**AIM OF THE EXERCISE:**
Reproduce the entries below in full, word for word.

**INFORMATION SUPPLIED:**
+++++

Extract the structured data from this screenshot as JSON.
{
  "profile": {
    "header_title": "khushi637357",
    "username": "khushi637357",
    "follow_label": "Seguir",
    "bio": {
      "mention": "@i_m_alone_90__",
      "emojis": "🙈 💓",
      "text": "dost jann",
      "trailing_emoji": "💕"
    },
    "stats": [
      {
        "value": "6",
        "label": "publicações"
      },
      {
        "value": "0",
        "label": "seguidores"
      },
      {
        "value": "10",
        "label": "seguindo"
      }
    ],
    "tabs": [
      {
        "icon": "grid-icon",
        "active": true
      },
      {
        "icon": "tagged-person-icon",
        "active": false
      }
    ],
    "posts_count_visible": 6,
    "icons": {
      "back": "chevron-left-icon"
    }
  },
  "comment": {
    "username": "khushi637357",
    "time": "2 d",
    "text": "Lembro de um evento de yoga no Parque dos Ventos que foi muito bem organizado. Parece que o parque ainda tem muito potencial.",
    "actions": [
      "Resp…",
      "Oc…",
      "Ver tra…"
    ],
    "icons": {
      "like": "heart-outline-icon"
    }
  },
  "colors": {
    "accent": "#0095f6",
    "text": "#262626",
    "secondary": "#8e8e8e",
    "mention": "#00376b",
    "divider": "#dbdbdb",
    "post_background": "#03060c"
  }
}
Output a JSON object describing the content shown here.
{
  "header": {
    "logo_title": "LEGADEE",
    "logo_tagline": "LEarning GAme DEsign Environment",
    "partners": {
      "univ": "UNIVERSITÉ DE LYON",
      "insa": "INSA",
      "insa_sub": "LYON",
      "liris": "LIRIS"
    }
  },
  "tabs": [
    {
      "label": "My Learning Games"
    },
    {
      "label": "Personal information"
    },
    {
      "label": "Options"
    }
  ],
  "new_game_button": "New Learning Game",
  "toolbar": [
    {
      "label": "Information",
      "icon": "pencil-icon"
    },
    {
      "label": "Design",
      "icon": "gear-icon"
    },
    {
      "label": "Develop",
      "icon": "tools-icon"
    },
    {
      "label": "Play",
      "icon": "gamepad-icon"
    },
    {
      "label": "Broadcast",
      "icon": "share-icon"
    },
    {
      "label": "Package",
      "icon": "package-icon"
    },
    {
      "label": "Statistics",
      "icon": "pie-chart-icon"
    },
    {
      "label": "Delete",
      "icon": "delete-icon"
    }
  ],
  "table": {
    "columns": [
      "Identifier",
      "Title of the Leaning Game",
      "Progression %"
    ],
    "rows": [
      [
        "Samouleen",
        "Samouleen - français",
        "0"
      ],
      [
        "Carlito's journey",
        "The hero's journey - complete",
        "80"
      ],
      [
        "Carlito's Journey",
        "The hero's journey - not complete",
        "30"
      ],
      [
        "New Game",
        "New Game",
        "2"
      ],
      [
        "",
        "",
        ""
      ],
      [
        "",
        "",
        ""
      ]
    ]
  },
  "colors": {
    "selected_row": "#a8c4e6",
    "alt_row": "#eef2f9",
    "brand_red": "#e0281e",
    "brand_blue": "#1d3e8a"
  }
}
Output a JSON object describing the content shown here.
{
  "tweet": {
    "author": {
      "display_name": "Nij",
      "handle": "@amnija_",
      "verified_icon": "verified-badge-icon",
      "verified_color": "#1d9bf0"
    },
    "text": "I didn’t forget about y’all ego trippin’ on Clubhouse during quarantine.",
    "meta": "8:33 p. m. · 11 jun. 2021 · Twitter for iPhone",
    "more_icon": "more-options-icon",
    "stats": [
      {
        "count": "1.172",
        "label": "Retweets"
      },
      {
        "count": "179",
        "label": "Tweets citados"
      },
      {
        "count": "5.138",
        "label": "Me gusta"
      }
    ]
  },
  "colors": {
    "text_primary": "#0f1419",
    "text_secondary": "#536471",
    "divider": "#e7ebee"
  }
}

+++++

**COMPLETED EXERCISE:**
Extract the structured data from this screenshot as JSON.
{
  "profile": {
    "header_title": "khushi637357",
    "username": "khushi637357",
    "follow_label": "Seguir",
    "bio": {
      "mention": "@i_m_alone_90__",
      "emojis": "🙈 💓",
      "text": "dost jann",
      "trailing_emoji": "💕"
    },
    "stats": [
      {
        "value": "6",
        "label": "publicações"
      },
      {
        "value": "0",
        "label": "seguidores"
      },
      {
        "value": "10",
        "label": "seguindo"
      }
    ],
    "tabs": [
      {
        "icon": "grid-icon",
        "active": true
      },
      {
        "icon": "tagged-person-icon",
        "active": false
      }
    ],
    "posts_count_visible": 6,
    "icons": {
      "back": "chevron-left-icon"
    }
  },
  "comment": {
    "username": "khushi637357",
    "time": "2 d",
    "text": "Lembro de um evento de yoga no Parque dos Ventos que foi muito bem organizado. Parece que o parque ainda tem muito potencial.",
    "actions": [
      "Resp…",
      "Oc…",
      "Ver tra…"
    ],
    "icons": {
      "like": "heart-outline-icon"
    }
  },
  "colors": {
    "accent": "#0095f6",
    "text": "#262626",
    "secondary": "#8e8e8e",
    "mention": "#00376b",
    "divider": "#dbdbdb",
    "post_background": "#03060c"
  }
}
Output a JSON object describing the content shown here.
{
  "header": {
    "logo_title": "LEGADEE",
    "logo_tagline": "LEarning GAme DEsign Environment",
    "partners": {
      "univ": "UNIVERSITÉ DE LYON",
      "insa": "INSA",
      "insa_sub": "LYON",
      "liris": "LIRIS"
    }
  },
  "tabs": [
    {
      "label": "My Learning Games"
    },
    {
      "label": "Personal information"
    },
    {
      "label": "Options"
    }
  ],
  "new_game_button": "New Learning Game",
  "toolbar": [
    {
      "label": "Information",
      "icon": "pencil-icon"
    },
    {
      "label": "Design",
      "icon": "gear-icon"
    },
    {
      "label": "Develop",
      "icon": "tools-icon"
    },
    {
      "label": "Play",
      "icon": "gamepad-icon"
    },
    {
      "label": "Broadcast",
      "icon": "share-icon"
    },
    {
      "label": "Package",
      "icon": "package-icon"
    },
    {
      "label": "Statistics",
      "icon": "pie-chart-icon"
    },
    {
      "label": "Delete",
      "icon": "delete-icon"
    }
  ],
  "table": {
    "columns": [
      "Identifier",
      "Title of the Leaning Game",
      "Progression %"
    ],
    "rows": [
      [
        "Samouleen",
        "Samouleen - français",
        "0"
      ],
      [
        "Carlito's journey",
        "The hero's journey - complete",
        "80"
      ],
      [
        "Carlito's Journey",
        "The hero's journey - not complete",
        "30"
      ],
      [
        "New Game",
        "New Game",
        "2"
      ],
      [
        "",
        "",
        ""
      ],
      [
        "",
        "",
        ""
      ]
    ]
  },
  "colors": {
    "selected_row": "#a8c4e6",
    "alt_row": "#eef2f9",
    "brand_red": "#e0281e",
    "brand_blue": "#1d3e8a"
  }
}
Output a JSON object describing the content shown here.
{
  "tweet": {
    "author": {
      "display_name": "Nij",
      "handle": "@amnija_",
      "verified_icon": "verified-badge-icon",
      "verified_color": "#1d9bf0"
    },
    "text": "I didn’t forget about y’all ego trippin’ on Clubhouse during quarantine.",
    "meta": "8:33 p. m. · 11 jun. 2021 · Twitter for iPhone",
    "more_icon": "more-options-icon",
    "stats": [
      {
        "count": "1.172",
        "label": "Retweets"
      },
      {
        "count": "179",
        "label": "Tweets citados"
      },
      {
        "count": "5.138",
        "label": "Me gusta"
      }
    ]
  },
  "colors": {
    "text_primary": "#0f1419",
    "text_secondary": "#536471",
    "divider": "#e7ebee"
  }
}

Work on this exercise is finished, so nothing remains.